+++ Data provided

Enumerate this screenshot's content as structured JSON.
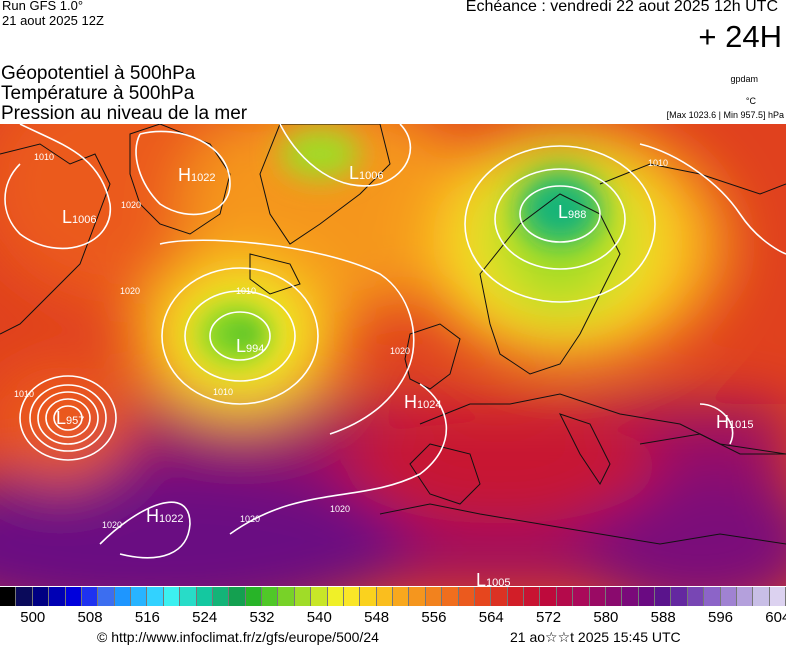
{
  "header": {
    "run": "Run GFS 1.0°",
    "run_time": "21 aout 2025 12Z",
    "echeance": "Echéance : vendredi 22 aout 2025 12h UTC",
    "hours": "+ 24H",
    "fields": [
      "Géopotentiel à 500hPa",
      "Température à 500hPa",
      "Pression au niveau de la mer"
    ],
    "unit_gpdam": "gpdam",
    "unit_temp": "°C",
    "pressure_extremes": "[Max 1023.6 | Min 957.5] hPa"
  },
  "pressure_centers": [
    {
      "type": "L",
      "value": "1006",
      "name": "low-east-canada"
    },
    {
      "type": "H",
      "value": "1022",
      "name": "high-baffin"
    },
    {
      "type": "L",
      "value": "1006",
      "name": "low-greenland"
    },
    {
      "type": "L",
      "value": "988",
      "name": "low-scandinavia"
    },
    {
      "type": "L",
      "value": "994",
      "name": "low-north-atlantic"
    },
    {
      "type": "L",
      "value": "957",
      "name": "low-newfoundland"
    },
    {
      "type": "H",
      "value": "1024",
      "name": "high-biscay"
    },
    {
      "type": "H",
      "value": "1015",
      "name": "high-turkey"
    },
    {
      "type": "H",
      "value": "1022",
      "name": "high-azores"
    },
    {
      "type": "L",
      "value": "1005",
      "name": "low-sahara"
    }
  ],
  "isobar_labels": [
    "1010",
    "1020",
    "1010",
    "1010",
    "1010",
    "1010",
    "1020",
    "1020",
    "1020",
    "1020",
    "1020"
  ],
  "scale": {
    "colors": [
      "#000000",
      "#0a0a5a",
      "#000082",
      "#0000b4",
      "#0000dc",
      "#1e32f0",
      "#3c6ef0",
      "#1e96ff",
      "#28b4ff",
      "#32d2ff",
      "#3cf0f0",
      "#28dcc8",
      "#14c8a0",
      "#14b478",
      "#14a050",
      "#28b428",
      "#50c828",
      "#78d228",
      "#a0dc28",
      "#c8e628",
      "#f0f028",
      "#fae628",
      "#fad21e",
      "#fabe1e",
      "#f8a81e",
      "#f5961e",
      "#f2821e",
      "#f06e1e",
      "#eb5a1e",
      "#e6461e",
      "#dc3223",
      "#d21e28",
      "#c81432",
      "#be0a3c",
      "#b40a4b",
      "#aa0a5a",
      "#9a0a64",
      "#8a0a6e",
      "#7a0a7a",
      "#6a0a82",
      "#5a148c",
      "#6428a0",
      "#7846b4",
      "#8c64c8",
      "#a082d2",
      "#b4a0dc",
      "#c8bee6",
      "#dcd2f0"
    ],
    "tick_values": [
      "500",
      "508",
      "516",
      "524",
      "532",
      "540",
      "548",
      "556",
      "564",
      "572",
      "580",
      "588",
      "596",
      "604"
    ]
  },
  "footer": {
    "copyright": "© http://www.infoclimat.fr/z/gfs/europe/500/24",
    "stamp": "21 ao☆☆t 2025 15:45 UTC"
  }
}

++++++

## [Your instructions]
Repeat the entries exactly and keep the pictures out of the copy.

## [Answer to the task]
Enumerate this screenshot's content as structured JSON.
{
  "header": {
    "run": "Run GFS 1.0°",
    "run_time": "21 aout 2025 12Z",
    "echeance": "Echéance : vendredi 22 aout 2025 12h UTC",
    "hours": "+ 24H",
    "fields": [
      "Géopotentiel à 500hPa",
      "Température à 500hPa",
      "Pression au niveau de la mer"
    ],
    "unit_gpdam": "gpdam",
    "unit_temp": "°C",
    "pressure_extremes": "[Max 1023.6 | Min 957.5] hPa"
  },
  "pressure_centers": [
    {
      "type": "L",
      "value": "1006",
      "name": "low-east-canada"
    },
    {
      "type": "H",
      "value": "1022",
      "name": "high-baffin"
    },
    {
      "type": "L",
      "value": "1006",
      "name": "low-greenland"
    },
    {
      "type": "L",
      "value": "988",
      "name": "low-scandinavia"
    },
    {
      "type": "L",
      "value": "994",
      "name": "low-north-atlantic"
    },
    {
      "type": "L",
      "value": "957",
      "name": "low-newfoundland"
    },
    {
      "type": "H",
      "value": "1024",
      "name": "high-biscay"
    },
    {
      "type": "H",
      "value": "1015",
      "name": "high-turkey"
    },
    {
      "type": "H",
      "value": "1022",
      "name": "high-azores"
    },
    {
      "type": "L",
      "value": "1005",
      "name": "low-sahara"
    }
  ],
  "isobar_labels": [
    "1010",
    "1020",
    "1010",
    "1010",
    "1010",
    "1010",
    "1020",
    "1020",
    "1020",
    "1020",
    "1020"
  ],
  "scale": {
    "colors": [
      "#000000",
      "#0a0a5a",
      "#000082",
      "#0000b4",
      "#0000dc",
      "#1e32f0",
      "#3c6ef0",
      "#1e96ff",
      "#28b4ff",
      "#32d2ff",
      "#3cf0f0",
      "#28dcc8",
      "#14c8a0",
      "#14b478",
      "#14a050",
      "#28b428",
      "#50c828",
      "#78d228",
      "#a0dc28",
      "#c8e628",
      "#f0f028",
      "#fae628",
      "#fad21e",
      "#fabe1e",
      "#f8a81e",
      "#f5961e",
      "#f2821e",
      "#f06e1e",
      "#eb5a1e",
      "#e6461e",
      "#dc3223",
      "#d21e28",
      "#c81432",
      "#be0a3c",
      "#b40a4b",
      "#aa0a5a",
      "#9a0a64",
      "#8a0a6e",
      "#7a0a7a",
      "#6a0a82",
      "#5a148c",
      "#6428a0",
      "#7846b4",
      "#8c64c8",
      "#a082d2",
      "#b4a0dc",
      "#c8bee6",
      "#dcd2f0"
    ],
    "tick_values": [
      "500",
      "508",
      "516",
      "524",
      "532",
      "540",
      "548",
      "556",
      "564",
      "572",
      "580",
      "588",
      "596",
      "604"
    ]
  },
  "footer": {
    "copyright": "© http://www.infoclimat.fr/z/gfs/europe/500/24",
    "stamp": "21 ao☆☆t 2025 15:45 UTC"
  }
}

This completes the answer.